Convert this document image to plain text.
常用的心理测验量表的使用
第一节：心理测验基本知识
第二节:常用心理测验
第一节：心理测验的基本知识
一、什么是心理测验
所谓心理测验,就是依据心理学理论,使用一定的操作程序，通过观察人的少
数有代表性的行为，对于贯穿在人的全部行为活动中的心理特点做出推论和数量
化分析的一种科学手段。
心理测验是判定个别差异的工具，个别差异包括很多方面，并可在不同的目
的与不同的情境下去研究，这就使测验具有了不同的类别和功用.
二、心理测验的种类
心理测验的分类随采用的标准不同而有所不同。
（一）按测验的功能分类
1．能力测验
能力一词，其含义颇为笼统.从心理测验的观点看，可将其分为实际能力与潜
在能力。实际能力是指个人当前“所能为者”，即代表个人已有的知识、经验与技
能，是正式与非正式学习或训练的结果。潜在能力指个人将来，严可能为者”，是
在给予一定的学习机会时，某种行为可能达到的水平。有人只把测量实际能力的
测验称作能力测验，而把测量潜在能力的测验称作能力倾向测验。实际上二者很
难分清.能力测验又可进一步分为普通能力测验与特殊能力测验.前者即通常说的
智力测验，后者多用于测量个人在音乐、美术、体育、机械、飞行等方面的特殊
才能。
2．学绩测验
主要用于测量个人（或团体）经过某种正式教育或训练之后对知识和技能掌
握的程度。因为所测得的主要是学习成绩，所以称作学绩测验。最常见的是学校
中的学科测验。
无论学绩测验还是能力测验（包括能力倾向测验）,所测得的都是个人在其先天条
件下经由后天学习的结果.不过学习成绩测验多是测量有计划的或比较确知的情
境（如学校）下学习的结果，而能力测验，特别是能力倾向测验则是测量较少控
──────
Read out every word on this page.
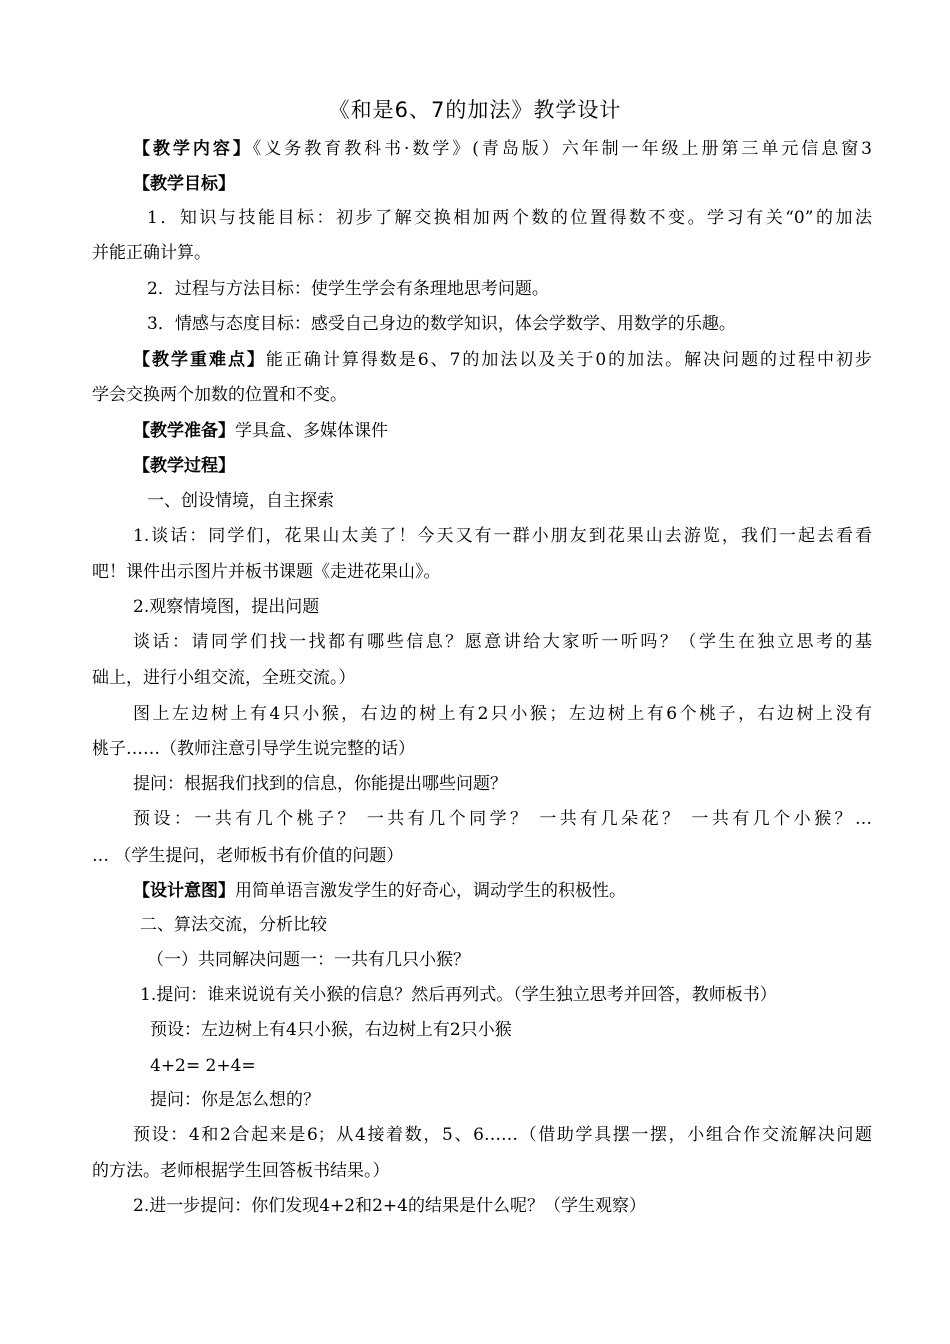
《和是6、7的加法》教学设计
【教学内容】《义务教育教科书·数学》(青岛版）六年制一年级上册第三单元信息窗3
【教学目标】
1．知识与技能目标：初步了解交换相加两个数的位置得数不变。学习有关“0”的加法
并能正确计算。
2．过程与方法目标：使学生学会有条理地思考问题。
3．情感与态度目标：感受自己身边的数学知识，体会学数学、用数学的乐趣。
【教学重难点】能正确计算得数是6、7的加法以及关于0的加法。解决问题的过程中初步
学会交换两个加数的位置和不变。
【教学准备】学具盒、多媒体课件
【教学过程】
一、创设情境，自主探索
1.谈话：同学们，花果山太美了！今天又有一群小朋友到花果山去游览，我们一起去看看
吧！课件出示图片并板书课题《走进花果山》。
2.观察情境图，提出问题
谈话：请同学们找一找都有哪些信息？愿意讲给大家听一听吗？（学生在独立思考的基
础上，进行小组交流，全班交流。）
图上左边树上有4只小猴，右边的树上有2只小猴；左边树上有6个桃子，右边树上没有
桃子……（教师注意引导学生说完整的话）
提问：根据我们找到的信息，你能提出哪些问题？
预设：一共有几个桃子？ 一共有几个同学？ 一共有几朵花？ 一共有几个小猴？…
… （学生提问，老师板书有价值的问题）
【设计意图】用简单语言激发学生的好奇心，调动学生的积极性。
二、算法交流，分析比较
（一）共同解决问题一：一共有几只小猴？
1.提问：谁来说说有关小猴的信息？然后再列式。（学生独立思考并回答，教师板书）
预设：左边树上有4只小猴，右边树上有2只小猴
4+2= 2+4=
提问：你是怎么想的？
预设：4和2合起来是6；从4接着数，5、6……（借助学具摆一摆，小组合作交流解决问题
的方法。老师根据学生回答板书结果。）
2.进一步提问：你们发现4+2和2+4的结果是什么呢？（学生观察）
──────
▶ Task requirements:
Locate each line containing the string "this" and show it.

▶ Finished task:
Convert this document image to plain text.
Read out every word on this page.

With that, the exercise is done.